Aim of the exercise: Write out the material exactly. Do not include the pictures.

(Dataset items)

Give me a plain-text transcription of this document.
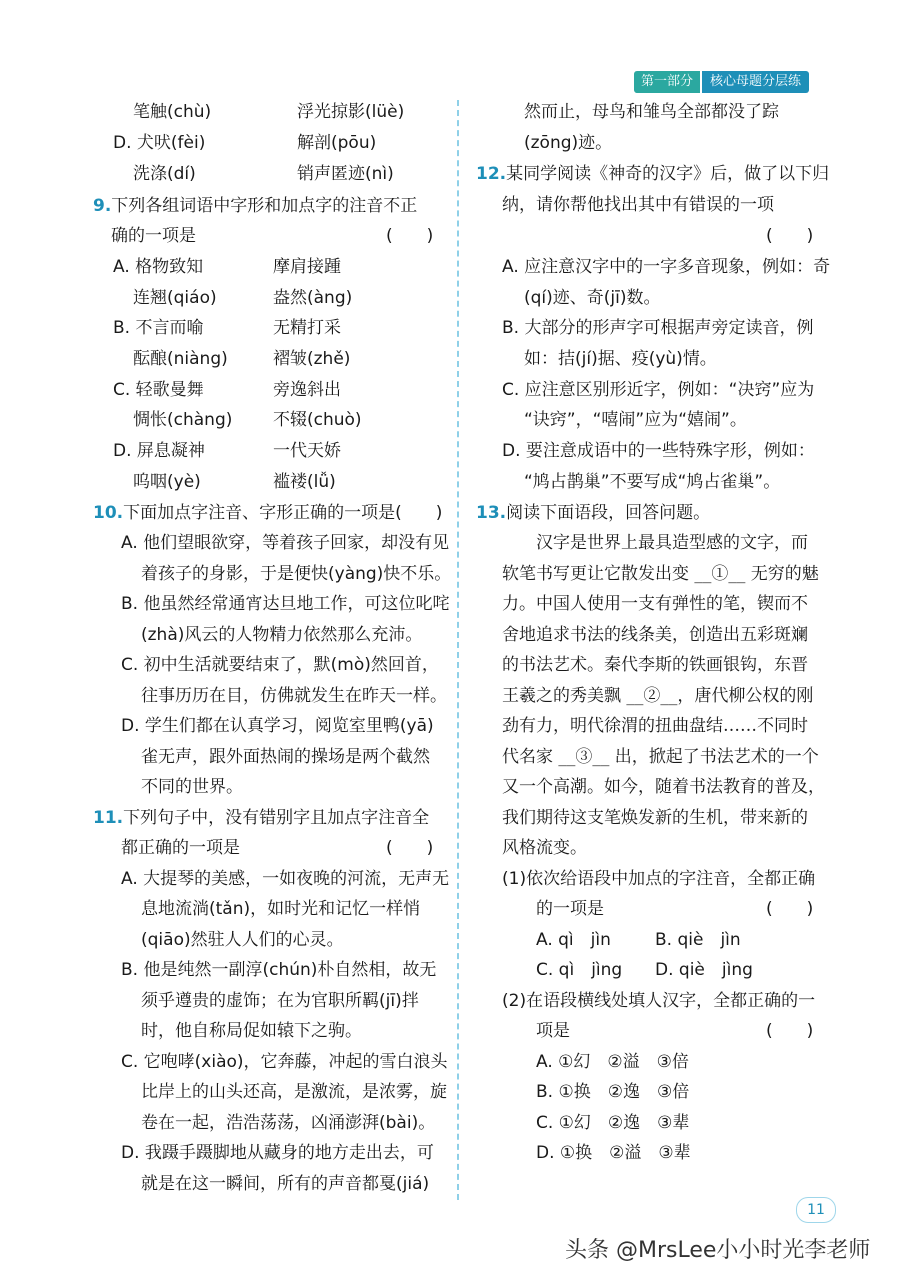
第一部分	核心母题分层练
笔触(chù)	浮光掠影(lüè)
D. 犬吠(fèi)	解剖(pōu)
洗涤(dí)	销声匿迹(nì)
9.下列各组词语中字形和加点字的注音不正
确的一项是	(　　)
A. 格物致知	摩肩接踵
连翘(qiáo)	盎然(àng)
B. 不言而喻	无精打采
酝酿(niàng)	褶皱(zhě)
C. 轻歌曼舞	旁逸斜出
惆怅(chàng) 不辍(chuò)
D. 屏息凝神	一代天娇
呜咽(yè)	褴褛(lǚ)
10.下面加点字注音、字形正确的一项是(　　)
A. 他们望眼欲穿，等着孩子回家，却没有见
着孩子的身影，于是便快(yàng)快不乐。
B. 他虽然经常通宵达旦地工作，可这位叱咤
(zhà)风云的人物精力依然那么充沛。
C. 初中生活就要结束了，默(mò)然回首，
往事历历在目，仿佛就发生在昨天一样。
D. 学生们都在认真学习，阅览室里鸭(yā)
雀无声，跟外面热闹的操场是两个截然
不同的世界。
11.下列句子中，没有错别字且加点字注音全
都正确的一项是	(　　)
A. 大提琴的美感，一如夜晚的河流，无声无
息地流淌(tǎn)，如时光和记忆一样悄
(qiāo)然驻人人们的心灵。
B. 他是纯然一副淳(chún)朴自然相，故无
须乎遵贵的虚饰；在为官职所羁(jī)拌
时，他自称局促如辕下之驹。
C. 它咆哮(xiào)，它奔藤，冲起的雪白浪头
比岸上的山头还高，是激流，是浓雾，旋
卷在一起，浩浩荡荡，凶涌澎湃(bài)。
D. 我蹑手蹑脚地从藏身的地方走出去，可
就是在这一瞬间，所有的声音都戛(jiá)
然而止，母鸟和雏鸟全部都没了踪
(zōng)迹。
12.某同学阅读《神奇的汉字》后，做了以下归
纳，请你帮他找出其中有错误的一项
(　　)
A. 应注意汉字中的一字多音现象，例如：奇
(qí)迹、奇(jī)数。
B. 大部分的形声字可根据声旁定读音，例
如：拮(jí)据、疫(yù)情。
C. 应注意区别形近字，例如：“决窍”应为
“诀窍”，“嘻闹”应为“嬉闹”。
D. 要注意成语中的一些特殊字形，例如：
“鸠占鹊巢”不要写成“鸠占雀巢”。
13.阅读下面语段，回答问题。
汉字是世界上最具造型感的文字，而
软笔书写更让它散发出变 __①__ 无穷的魅
力。中国人使用一支有弹性的笔，锲而不
舍地追求书法的线条美，创造出五彩斑斓
的书法艺术。秦代李斯的铁画银钩，东晋
王羲之的秀美飘 __②__，唐代柳公权的刚
劲有力，明代徐渭的扭曲盘结……不同时
代名家 __③__ 出，掀起了书法艺术的一个
又一个高潮。如今，随着书法教育的普及，
我们期待这支笔焕发新的生机，带来新的
风格流变。
(1)依次给语段中加点的字注音，全都正确
的一项是	(　　)
A. qì　jìn	B. qiè　jìn
C. qì　jìng D. qiè　jìng
(2)在语段横线处填人汉字，全都正确的一
项是	(　　)
A. ①幻　②溢　③倍
B. ①换　②逸　③倍
C. ①幻　②逸　③辈
D. ①换　②溢　③辈
11
头条 @MrsLee小小时光李老师
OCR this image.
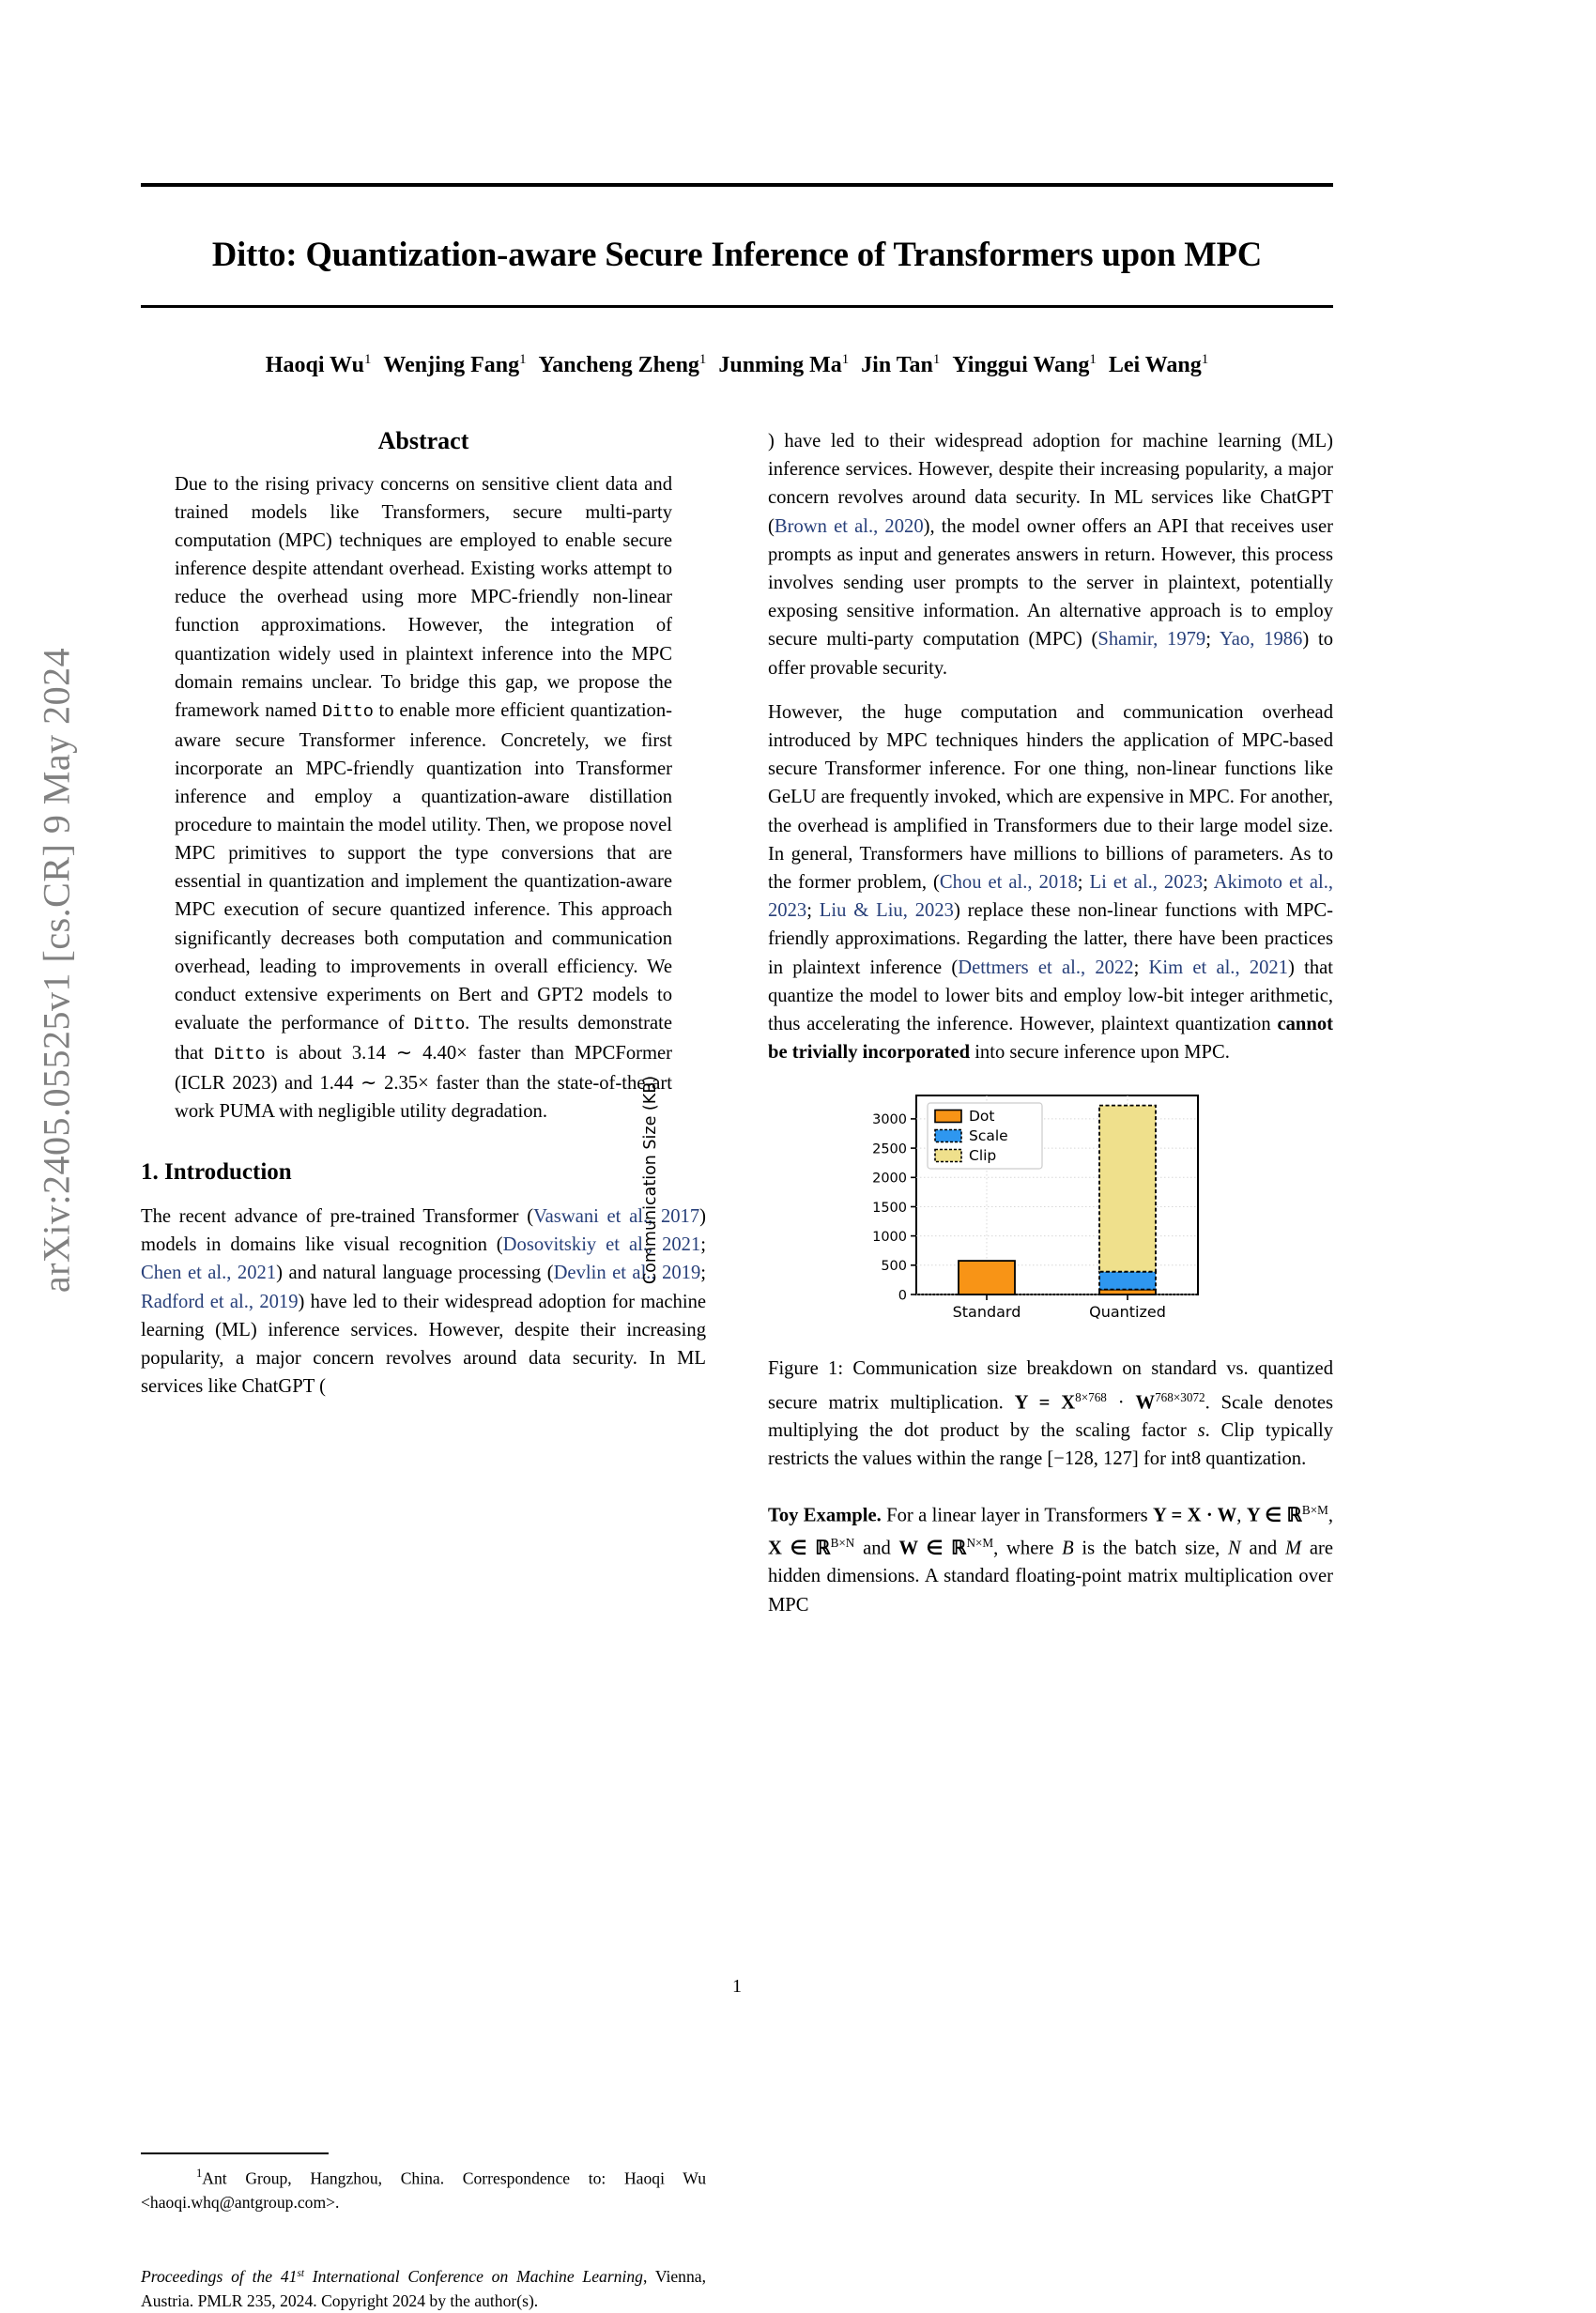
arXiv:2405.05525v1 [cs.CR] 9 May 2024
Ditto: Quantization-aware Secure Inference of Transformers upon MPC
Haoqi Wu$^1$ Wenjing Fang$^1$ Yancheng Zheng$^1$ Junming Ma$^1$ Jin Tan$^1$ Yinggui Wang$^1$ Lei Wang$^1$
Abstract
Due to the rising privacy concerns on sensitive client data and trained models like Transformers, secure multi-party computation (MPC) techniques are employed to enable secure inference despite attendant overhead. Existing works attempt to reduce the overhead using more MPC-friendly non-linear function approximations. However, the integration of quantization widely used in plaintext inference into the MPC domain remains unclear. To bridge this gap, we propose the framework named Ditto to enable more efficient quantization-aware secure Transformer inference. Concretely, we first incorporate an MPC-friendly quantization into Transformer inference and employ a quantization-aware distillation procedure to maintain the model utility. Then, we propose novel MPC primitives to support the type conversions that are essential in quantization and implement the quantization-aware MPC execution of secure quantized inference. This approach significantly decreases both computation and communication overhead, leading to improvements in overall efficiency. We conduct extensive experiments on Bert and GPT2 models to evaluate the performance of Ditto. The results demonstrate that Ditto is about 3.14 ∼ 4.40× faster than MPCFormer (ICLR 2023) and 1.44 ∼ 2.35× faster than the state-of-the-art work PUMA with negligible utility degradation.
1. Introduction

The recent advance of pre-trained Transformer (Vaswani et al., 2017) models in domains like visual recognition (Dosovitskiy et al., 2021; Chen et al., 2021) and natural language processing (Devlin et al., 2019; Radford et al., 2019) have led to their widespread adoption for machine learning (ML) inference services. However, despite their increasing popularity, a major concern revolves around data security. In ML services like ChatGPT (

$^1$Ant Group, Hangzhou, China. Correspondence to: Haoqi Wu <haoqi.whq@antgroup.com>.
Proceedings of the 41st International Conference on Machine Learning, Vienna, Austria. PMLR 235, 2024. Copyright 2024 by the author(s).

) have led to their widespread adoption for machine learning (ML) inference services. However, despite their increasing popularity, a major concern revolves around data security. In ML services like ChatGPT (Brown et al., 2020), the model owner offers an API that receives user prompts as input and generates answers in return. However, this process involves sending user prompts to the server in plaintext, potentially exposing sensitive information. An alternative approach is to employ secure multi-party computation (MPC) (Shamir, 1979; Yao, 1986) to offer provable security.

However, the huge computation and communication overhead introduced by MPC techniques hinders the application of MPC-based secure Transformer inference. For one thing, non-linear functions like GeLU are frequently invoked, which are expensive in MPC. For another, the overhead is amplified in Transformers due to their large model size. In general, Transformers have millions to billions of parameters. As to the former problem, (Chou et al., 2018; Li et al., 2023; Akimoto et al., 2023; Liu & Liu, 2023) replace these non-linear functions with MPC-friendly approximations. Regarding the latter, there have been practices in plaintext inference (Dettmers et al., 2022; Kim et al., 2021) that quantize the model to lower bits and employ low-bit integer arithmetic, thus accelerating the inference. However, plaintext quantization cannot be trivially incorporated into secure inference upon MPC.

0
500
1000
1500
2000
2500
3000
Communication Size (KB)
Standard	Quantized
Dot
Scale
Clip
Figure 1: Communication size breakdown on standard vs. quantized secure matrix multiplication. $Y = X^{8\times 768} \cdot W^{768\times 3072}$. Scale denotes multiplying the dot product by the scaling factor s. Clip typically restricts the values within the range [−128, 127] for int8 quantization.

Toy Example. For a linear layer in Transformers Y = X · W, Y ∈ ℝ$^{B\times M}$, X ∈ ℝ$^{B\times N}$ and W ∈ ℝ$^{N\times M}$, where B is the batch size, N and M are hidden dimensions. A standard floating-point matrix multiplication over MPC

1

Exercise solution:
Give me a plain-text transcription of this document.
第一部分	核心母题分层练
笔触(chù)	浮光掠影(lüè)
D. 犬吠(fèi)	解剖(pōu)
洗涤(dí)	销声匿迹(nì)
9.下列各组词语中字形和加点字的注音不正
确的一项是	(　　)
A. 格物致知	摩肩接踵
连翘(qiáo)	盎然(àng)
B. 不言而喻	无精打采
酝酿(niàng)	褶皱(zhě)
C. 轻歌曼舞	旁逸斜出
惆怅(chàng) 不辍(chuò)
D. 屏息凝神	一代天娇
呜咽(yè)	褴褛(lǚ)
10.下面加点字注音、字形正确的一项是(　　)
A. 他们望眼欲穿，等着孩子回家，却没有见
着孩子的身影，于是便快(yàng)快不乐。
B. 他虽然经常通宵达旦地工作，可这位叱咤
(zhà)风云的人物精力依然那么充沛。
C. 初中生活就要结束了，默(mò)然回首，
往事历历在目，仿佛就发生在昨天一样。
D. 学生们都在认真学习，阅览室里鸭(yā)
雀无声，跟外面热闹的操场是两个截然
不同的世界。
11.下列句子中，没有错别字且加点字注音全
都正确的一项是	(　　)
A. 大提琴的美感，一如夜晚的河流，无声无
息地流淌(tǎn)，如时光和记忆一样悄
(qiāo)然驻人人们的心灵。
B. 他是纯然一副淳(chún)朴自然相，故无
须乎遵贵的虚饰；在为官职所羁(jī)拌
时，他自称局促如辕下之驹。
C. 它咆哮(xiào)，它奔藤，冲起的雪白浪头
比岸上的山头还高，是激流，是浓雾，旋
卷在一起，浩浩荡荡，凶涌澎湃(bài)。
D. 我蹑手蹑脚地从藏身的地方走出去，可
就是在这一瞬间，所有的声音都戛(jiá)
然而止，母鸟和雏鸟全部都没了踪
(zōng)迹。
12.某同学阅读《神奇的汉字》后，做了以下归
纳，请你帮他找出其中有错误的一项
(　　)
A. 应注意汉字中的一字多音现象，例如：奇
(qí)迹、奇(jī)数。
B. 大部分的形声字可根据声旁定读音，例
如：拮(jí)据、疫(yù)情。
C. 应注意区别形近字，例如：“决窍”应为
“诀窍”，“嘻闹”应为“嬉闹”。
D. 要注意成语中的一些特殊字形，例如：
“鸠占鹊巢”不要写成“鸠占雀巢”。
13.阅读下面语段，回答问题。
汉字是世界上最具造型感的文字，而
软笔书写更让它散发出变 __①__ 无穷的魅
力。中国人使用一支有弹性的笔，锲而不
舍地追求书法的线条美，创造出五彩斑斓
的书法艺术。秦代李斯的铁画银钩，东晋
王羲之的秀美飘 __②__，唐代柳公权的刚
劲有力，明代徐渭的扭曲盘结……不同时
代名家 __③__ 出，掀起了书法艺术的一个
又一个高潮。如今，随着书法教育的普及，
我们期待这支笔焕发新的生机，带来新的
风格流变。
(1)依次给语段中加点的字注音，全都正确
的一项是	(　　)
A. qì　jìn	B. qiè　jìn
C. qì　jìng D. qiè　jìng
(2)在语段横线处填人汉字，全都正确的一
项是	(　　)
A. ①幻　②溢　③倍
B. ①换　②逸　③倍
C. ①幻　②逸　③辈
D. ①换　②溢　③辈
11
头条 @MrsLee小小时光李老师
OCR this image.
arXiv:2405.05525v1 [cs.CR] 9 May 2024
Ditto: Quantization-aware Secure Inference of Transformers upon MPC
Haoqi Wu$^1$ Wenjing Fang$^1$ Yancheng Zheng$^1$ Junming Ma$^1$ Jin Tan$^1$ Yinggui Wang$^1$ Lei Wang$^1$
Abstract
Due to the rising privacy concerns on sensitive client data and trained models like Transformers, secure multi-party computation (MPC) techniques are employed to enable secure inference despite attendant overhead. Existing works attempt to reduce the overhead using more MPC-friendly non-linear function approximations. However, the integration of quantization widely used in plaintext inference into the MPC domain remains unclear. To bridge this gap, we propose the framework named Ditto to enable more efficient quantization-aware secure Transformer inference. Concretely, we first incorporate an MPC-friendly quantization into Transformer inference and employ a quantization-aware distillation procedure to maintain the model utility. Then, we propose novel MPC primitives to support the type conversions that are essential in quantization and implement the quantization-aware MPC execution of secure quantized inference. This approach significantly decreases both computation and communication overhead, leading to improvements in overall efficiency. We conduct extensive experiments on Bert and GPT2 models to evaluate the performance of Ditto. The results demonstrate that Ditto is about 3.14 ∼ 4.40× faster than MPCFormer (ICLR 2023) and 1.44 ∼ 2.35× faster than the state-of-the-art work PUMA with negligible utility degradation.
1. Introduction

The recent advance of pre-trained Transformer (Vaswani et al., 2017) models in domains like visual recognition (Dosovitskiy et al., 2021; Chen et al., 2021) and natural language processing (Devlin et al., 2019; Radford et al., 2019) have led to their widespread adoption for machine learning (ML) inference services. However, despite their increasing popularity, a major concern revolves around data security. In ML services like ChatGPT (

$^1$Ant Group, Hangzhou, China. Correspondence to: Haoqi Wu <haoqi.whq@antgroup.com>.
Proceedings of the 41st International Conference on Machine Learning, Vienna, Austria. PMLR 235, 2024. Copyright 2024 by the author(s).

) have led to their widespread adoption for machine learning (ML) inference services. However, despite their increasing popularity, a major concern revolves around data security. In ML services like ChatGPT (Brown et al., 2020), the model owner offers an API that receives user prompts as input and generates answers in return. However, this process involves sending user prompts to the server in plaintext, potentially exposing sensitive information. An alternative approach is to employ secure multi-party computation (MPC) (Shamir, 1979; Yao, 1986) to offer provable security.

However, the huge computation and communication overhead introduced by MPC techniques hinders the application of MPC-based secure Transformer inference. For one thing, non-linear functions like GeLU are frequently invoked, which are expensive in MPC. For another, the overhead is amplified in Transformers due to their large model size. In general, Transformers have millions to billions of parameters. As to the former problem, (Chou et al., 2018; Li et al., 2023; Akimoto et al., 2023; Liu & Liu, 2023) replace these non-linear functions with MPC-friendly approximations. Regarding the latter, there have been practices in plaintext inference (Dettmers et al., 2022; Kim et al., 2021) that quantize the model to lower bits and employ low-bit integer arithmetic, thus accelerating the inference. However, plaintext quantization cannot be trivially incorporated into secure inference upon MPC.

0
500
1000
1500
2000
2500
3000
Communication Size (KB)
Standard	Quantized
Dot
Scale
Clip
Figure 1: Communication size breakdown on standard vs. quantized secure matrix multiplication. $Y = X^{8\times 768} \cdot W^{768\times 3072}$. Scale denotes multiplying the dot product by the scaling factor s. Clip typically restricts the values within the range [−128, 127] for int8 quantization.

Toy Example. For a linear layer in Transformers Y = X · W, Y ∈ ℝ$^{B\times M}$, X ∈ ℝ$^{B\times N}$ and W ∈ ℝ$^{N\times M}$, where B is the batch size, N and M are hidden dimensions. A standard floating-point matrix multiplication over MPC

1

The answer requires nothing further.